> _Exercise_
Locate the string "What" throughout the material and copy every line in which it occurs.
___ Supplied material ___
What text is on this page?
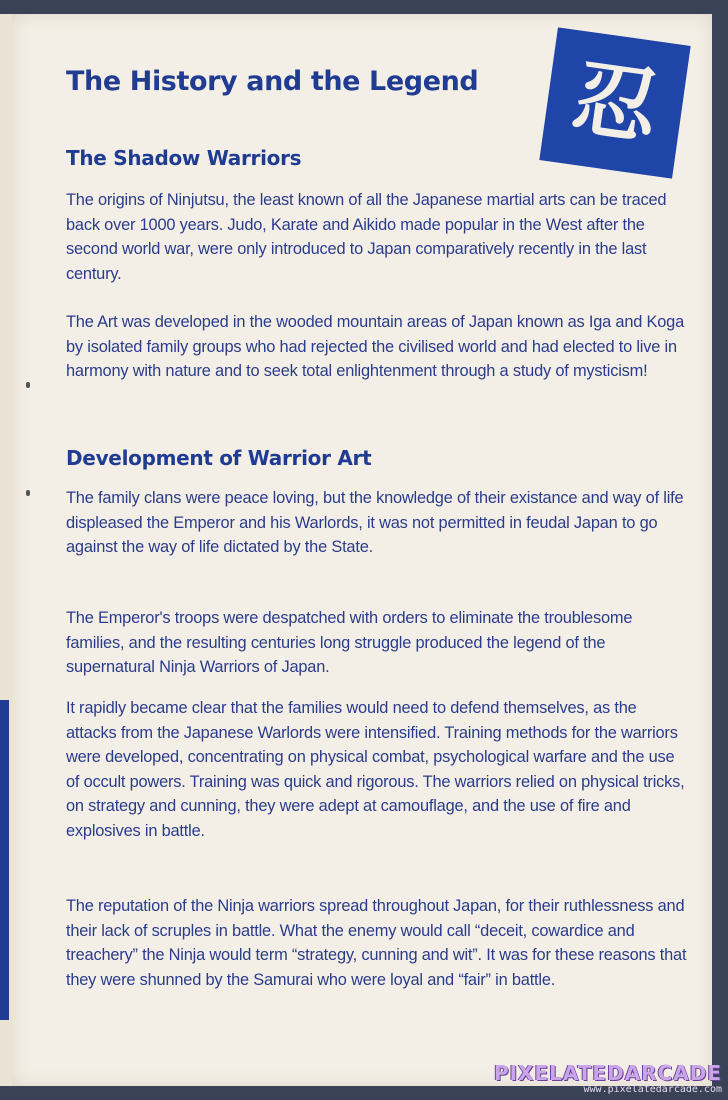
The History and the Legend 忍
The Shadow Warriors

The origins of Ninjutsu, the least known of all the Japanese martial arts can be traced back over 1000 years. Judo, Karate and Aikido made popular in the West after the second world war, were only introduced to Japan comparatively recently in the last century.

The Art was developed in the wooded mountain areas of Japan known as Iga and Koga by isolated family groups who had rejected the civilised world and had elected to live in harmony with nature and to seek total enlightenment through a study of mysticism!

Development of Warrior Art

The family clans were peace loving, but the knowledge of their existance and way of life displeased the Emperor and his Warlords, it was not permitted in feudal Japan to go against the way of life dictated by the State.

The Emperor's troops were despatched with orders to eliminate the troublesome families, and the resulting centuries long struggle produced the legend of the supernatural Ninja Warriors of Japan.

It rapidly became clear that the families would need to defend themselves, as the attacks from the Japanese Warlords were intensified. Training methods for the warriors were developed, concentrating on physical combat, psychological warfare and the use of occult powers. Training was quick and rigorous. The warriors relied on physical tricks, on strategy and cunning, they were adept at camouflage, and the use of fire and explosives in battle.

The reputation of the Ninja warriors spread throughout Japan, for their ruthlessness and their lack of scruples in battle. What the enemy would call “deceit, cowardice and treachery” the Ninja would term “strategy, cunning and wit”. It was for these reasons that they were shunned by the Samurai who were loyal and “fair” in battle.

PIXELATEDARCADE
www.pixelatedarcade.com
___
> _Output for this exercise_
What text is on this page?
The reputation of the Ninja warriors spread throughout Japan, for their ruthlessness and their lack of scruples in battle. What the enemy would call “deceit, cowardice and treachery” the Ninja would term “strategy, cunning and wit”. It was for these reasons that they were shunned by the Samurai who were loyal and “fair” in battle.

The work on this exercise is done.